* **Exercise goal**
Every line that contains the word "index" should be copied out.

(Stored entries)
* BEGIN *

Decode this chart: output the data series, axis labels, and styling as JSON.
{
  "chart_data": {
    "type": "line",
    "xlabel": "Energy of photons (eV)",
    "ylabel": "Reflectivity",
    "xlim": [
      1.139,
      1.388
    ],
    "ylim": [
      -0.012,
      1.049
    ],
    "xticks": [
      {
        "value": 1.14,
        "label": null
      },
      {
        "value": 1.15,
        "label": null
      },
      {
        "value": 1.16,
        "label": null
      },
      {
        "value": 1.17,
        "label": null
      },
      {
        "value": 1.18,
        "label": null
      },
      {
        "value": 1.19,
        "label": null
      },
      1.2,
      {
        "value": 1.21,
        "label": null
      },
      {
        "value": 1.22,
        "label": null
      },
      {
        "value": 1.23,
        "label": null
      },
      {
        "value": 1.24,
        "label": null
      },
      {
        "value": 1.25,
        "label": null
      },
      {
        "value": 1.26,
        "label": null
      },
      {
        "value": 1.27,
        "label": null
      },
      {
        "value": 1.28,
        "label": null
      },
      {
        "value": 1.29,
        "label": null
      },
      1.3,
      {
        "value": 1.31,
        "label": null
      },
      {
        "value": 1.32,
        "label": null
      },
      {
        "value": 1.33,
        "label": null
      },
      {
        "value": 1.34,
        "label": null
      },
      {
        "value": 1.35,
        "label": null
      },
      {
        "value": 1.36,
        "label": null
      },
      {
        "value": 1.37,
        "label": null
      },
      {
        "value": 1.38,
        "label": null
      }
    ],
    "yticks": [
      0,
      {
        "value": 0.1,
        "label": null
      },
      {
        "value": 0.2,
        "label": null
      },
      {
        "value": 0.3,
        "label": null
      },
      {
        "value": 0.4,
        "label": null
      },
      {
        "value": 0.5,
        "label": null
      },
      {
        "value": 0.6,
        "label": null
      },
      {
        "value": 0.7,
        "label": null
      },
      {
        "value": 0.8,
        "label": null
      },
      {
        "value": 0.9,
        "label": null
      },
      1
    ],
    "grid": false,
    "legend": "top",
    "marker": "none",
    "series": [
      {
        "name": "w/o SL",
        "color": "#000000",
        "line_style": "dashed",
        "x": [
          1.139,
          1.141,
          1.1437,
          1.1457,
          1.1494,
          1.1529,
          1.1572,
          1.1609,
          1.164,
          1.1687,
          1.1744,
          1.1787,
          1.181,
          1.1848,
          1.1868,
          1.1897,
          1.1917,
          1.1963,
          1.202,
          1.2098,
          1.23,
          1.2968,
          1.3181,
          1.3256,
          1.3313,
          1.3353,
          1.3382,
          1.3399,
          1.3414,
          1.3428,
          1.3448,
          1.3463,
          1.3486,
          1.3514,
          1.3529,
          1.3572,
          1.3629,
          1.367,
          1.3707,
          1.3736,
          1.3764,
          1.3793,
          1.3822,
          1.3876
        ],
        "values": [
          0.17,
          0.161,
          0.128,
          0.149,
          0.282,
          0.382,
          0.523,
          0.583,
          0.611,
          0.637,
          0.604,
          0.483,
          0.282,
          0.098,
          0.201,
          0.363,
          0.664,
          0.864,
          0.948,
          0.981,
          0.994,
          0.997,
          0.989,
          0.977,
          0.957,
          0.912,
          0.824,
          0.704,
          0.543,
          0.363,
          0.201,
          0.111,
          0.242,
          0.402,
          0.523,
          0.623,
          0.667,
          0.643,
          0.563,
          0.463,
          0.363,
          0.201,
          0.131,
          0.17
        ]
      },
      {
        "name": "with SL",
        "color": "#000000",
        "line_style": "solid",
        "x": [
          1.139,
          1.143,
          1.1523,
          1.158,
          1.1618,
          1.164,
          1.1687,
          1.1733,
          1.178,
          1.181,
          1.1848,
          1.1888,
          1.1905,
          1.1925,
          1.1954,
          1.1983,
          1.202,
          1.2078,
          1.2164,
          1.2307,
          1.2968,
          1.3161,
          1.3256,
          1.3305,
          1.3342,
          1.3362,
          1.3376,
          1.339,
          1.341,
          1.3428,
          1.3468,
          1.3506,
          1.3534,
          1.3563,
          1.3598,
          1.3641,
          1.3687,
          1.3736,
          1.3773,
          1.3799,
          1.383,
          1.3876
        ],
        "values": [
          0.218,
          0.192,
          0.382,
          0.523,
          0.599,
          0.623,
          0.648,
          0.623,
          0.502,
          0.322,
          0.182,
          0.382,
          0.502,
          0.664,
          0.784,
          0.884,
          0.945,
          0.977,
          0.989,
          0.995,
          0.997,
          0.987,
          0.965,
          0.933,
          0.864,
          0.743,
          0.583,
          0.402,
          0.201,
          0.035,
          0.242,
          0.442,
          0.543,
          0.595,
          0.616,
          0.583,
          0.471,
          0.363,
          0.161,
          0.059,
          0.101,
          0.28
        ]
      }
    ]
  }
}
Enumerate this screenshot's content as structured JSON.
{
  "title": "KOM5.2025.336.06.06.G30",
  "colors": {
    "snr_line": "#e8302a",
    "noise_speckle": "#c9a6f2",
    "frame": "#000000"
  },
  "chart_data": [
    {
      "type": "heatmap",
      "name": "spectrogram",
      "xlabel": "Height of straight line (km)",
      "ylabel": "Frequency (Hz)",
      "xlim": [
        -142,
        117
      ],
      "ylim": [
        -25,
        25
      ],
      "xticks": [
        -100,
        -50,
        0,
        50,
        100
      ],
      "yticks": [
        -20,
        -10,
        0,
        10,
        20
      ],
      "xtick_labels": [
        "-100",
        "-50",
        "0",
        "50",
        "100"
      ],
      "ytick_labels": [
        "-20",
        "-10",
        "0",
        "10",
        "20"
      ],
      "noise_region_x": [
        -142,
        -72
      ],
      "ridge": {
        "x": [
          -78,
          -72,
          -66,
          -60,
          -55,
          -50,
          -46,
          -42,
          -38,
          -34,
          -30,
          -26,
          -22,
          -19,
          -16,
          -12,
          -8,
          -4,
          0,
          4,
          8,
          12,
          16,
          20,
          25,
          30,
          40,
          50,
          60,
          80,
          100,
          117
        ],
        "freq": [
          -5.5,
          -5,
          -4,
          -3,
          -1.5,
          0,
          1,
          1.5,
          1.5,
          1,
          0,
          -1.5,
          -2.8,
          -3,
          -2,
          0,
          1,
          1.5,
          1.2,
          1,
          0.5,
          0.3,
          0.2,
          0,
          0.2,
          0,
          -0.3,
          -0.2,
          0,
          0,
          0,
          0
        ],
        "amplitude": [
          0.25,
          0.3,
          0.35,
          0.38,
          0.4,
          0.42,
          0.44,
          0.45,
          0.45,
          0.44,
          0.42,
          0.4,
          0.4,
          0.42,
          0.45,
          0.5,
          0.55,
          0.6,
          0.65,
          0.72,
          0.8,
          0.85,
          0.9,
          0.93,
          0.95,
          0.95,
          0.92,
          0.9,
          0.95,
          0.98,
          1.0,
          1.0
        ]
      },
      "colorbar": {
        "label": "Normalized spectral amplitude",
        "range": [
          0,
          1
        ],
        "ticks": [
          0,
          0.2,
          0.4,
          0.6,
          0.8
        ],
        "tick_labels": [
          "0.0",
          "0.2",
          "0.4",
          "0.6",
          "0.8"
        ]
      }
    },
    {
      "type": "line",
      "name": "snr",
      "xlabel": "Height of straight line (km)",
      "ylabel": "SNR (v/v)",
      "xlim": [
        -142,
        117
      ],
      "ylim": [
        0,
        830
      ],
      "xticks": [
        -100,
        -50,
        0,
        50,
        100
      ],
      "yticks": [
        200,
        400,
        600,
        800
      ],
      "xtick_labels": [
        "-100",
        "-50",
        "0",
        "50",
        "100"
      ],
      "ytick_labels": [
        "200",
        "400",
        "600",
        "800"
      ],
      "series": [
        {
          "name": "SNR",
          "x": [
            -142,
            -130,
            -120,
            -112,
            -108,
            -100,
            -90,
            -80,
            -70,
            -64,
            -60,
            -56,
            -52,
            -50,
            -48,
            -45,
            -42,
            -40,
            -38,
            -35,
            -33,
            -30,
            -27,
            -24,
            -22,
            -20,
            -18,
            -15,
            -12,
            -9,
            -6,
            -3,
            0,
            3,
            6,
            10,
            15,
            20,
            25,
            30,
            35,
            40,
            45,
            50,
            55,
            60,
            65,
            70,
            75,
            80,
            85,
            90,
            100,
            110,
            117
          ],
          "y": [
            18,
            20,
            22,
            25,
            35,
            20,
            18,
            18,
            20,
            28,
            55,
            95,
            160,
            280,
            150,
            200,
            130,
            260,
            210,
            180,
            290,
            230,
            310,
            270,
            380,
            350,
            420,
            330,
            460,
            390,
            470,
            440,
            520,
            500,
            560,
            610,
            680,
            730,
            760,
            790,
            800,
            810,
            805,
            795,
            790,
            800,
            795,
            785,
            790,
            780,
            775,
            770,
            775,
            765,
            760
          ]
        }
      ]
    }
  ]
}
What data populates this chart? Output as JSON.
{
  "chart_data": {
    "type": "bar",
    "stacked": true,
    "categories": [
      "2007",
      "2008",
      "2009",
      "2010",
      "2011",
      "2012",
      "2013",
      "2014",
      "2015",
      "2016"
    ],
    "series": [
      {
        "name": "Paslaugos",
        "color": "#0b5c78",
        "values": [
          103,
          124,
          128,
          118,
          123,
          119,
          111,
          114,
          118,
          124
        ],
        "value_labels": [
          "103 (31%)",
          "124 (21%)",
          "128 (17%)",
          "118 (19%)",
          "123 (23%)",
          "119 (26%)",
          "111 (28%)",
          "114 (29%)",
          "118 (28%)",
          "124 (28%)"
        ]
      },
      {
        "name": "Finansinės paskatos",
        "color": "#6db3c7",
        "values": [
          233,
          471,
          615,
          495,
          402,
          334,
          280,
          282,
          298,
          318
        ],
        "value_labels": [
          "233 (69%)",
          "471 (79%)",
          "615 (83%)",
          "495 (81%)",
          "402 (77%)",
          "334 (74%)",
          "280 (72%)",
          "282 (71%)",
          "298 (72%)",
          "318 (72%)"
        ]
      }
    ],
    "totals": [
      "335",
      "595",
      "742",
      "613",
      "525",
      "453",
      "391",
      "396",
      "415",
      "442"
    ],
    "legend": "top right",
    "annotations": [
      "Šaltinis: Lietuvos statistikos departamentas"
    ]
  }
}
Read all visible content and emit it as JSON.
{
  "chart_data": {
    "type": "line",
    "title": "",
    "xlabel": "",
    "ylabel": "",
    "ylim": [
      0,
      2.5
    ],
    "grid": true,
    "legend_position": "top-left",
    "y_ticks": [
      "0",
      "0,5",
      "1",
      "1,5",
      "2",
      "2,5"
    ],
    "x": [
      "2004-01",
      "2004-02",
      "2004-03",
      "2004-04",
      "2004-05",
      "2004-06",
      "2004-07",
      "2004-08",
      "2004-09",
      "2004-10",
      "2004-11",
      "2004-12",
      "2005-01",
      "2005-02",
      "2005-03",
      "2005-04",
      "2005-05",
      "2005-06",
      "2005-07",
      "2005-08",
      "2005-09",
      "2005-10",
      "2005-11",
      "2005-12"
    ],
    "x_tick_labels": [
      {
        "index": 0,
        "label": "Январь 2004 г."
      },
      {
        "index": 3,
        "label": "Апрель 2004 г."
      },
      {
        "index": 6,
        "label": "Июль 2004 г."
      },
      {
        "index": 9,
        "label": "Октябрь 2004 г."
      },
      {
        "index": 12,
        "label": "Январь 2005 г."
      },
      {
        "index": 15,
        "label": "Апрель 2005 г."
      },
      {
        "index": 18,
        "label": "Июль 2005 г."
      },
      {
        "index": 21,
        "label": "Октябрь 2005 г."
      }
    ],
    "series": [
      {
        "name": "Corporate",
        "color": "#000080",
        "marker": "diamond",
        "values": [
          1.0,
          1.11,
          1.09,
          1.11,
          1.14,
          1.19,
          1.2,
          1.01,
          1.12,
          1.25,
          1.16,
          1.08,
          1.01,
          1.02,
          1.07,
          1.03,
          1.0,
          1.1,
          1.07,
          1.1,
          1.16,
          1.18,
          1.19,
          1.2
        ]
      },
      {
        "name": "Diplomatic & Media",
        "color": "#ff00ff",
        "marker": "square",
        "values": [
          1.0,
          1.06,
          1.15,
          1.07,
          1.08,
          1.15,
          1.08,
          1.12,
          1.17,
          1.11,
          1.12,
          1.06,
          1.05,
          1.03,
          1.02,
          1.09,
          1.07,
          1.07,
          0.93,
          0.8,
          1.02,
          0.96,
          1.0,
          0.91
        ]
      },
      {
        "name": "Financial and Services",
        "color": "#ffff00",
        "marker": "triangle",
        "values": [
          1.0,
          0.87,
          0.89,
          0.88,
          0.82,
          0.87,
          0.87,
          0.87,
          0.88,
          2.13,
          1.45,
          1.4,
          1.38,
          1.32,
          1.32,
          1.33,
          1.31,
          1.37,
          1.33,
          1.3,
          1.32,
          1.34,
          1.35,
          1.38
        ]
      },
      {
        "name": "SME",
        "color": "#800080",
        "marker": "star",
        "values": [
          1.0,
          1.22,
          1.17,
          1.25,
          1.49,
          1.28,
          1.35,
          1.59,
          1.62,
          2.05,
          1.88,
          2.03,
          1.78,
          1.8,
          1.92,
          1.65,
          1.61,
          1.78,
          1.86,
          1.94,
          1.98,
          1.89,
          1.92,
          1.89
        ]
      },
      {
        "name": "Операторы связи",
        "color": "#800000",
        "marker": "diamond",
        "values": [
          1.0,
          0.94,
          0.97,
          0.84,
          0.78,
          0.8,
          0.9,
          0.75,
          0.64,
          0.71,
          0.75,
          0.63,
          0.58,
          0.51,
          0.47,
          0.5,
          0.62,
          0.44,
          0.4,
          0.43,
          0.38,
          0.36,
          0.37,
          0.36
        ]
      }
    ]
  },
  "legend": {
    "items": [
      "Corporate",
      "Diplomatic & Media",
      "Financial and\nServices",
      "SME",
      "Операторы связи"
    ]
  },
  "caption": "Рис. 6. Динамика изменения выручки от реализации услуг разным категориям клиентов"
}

* END *

* **Result of the exercise**
        "index": 0,
        "index": 3,
        "index": 6,
        "index": 9,
        "index": 12,
        "index": 15,
        "index": 18,
        "index": 21,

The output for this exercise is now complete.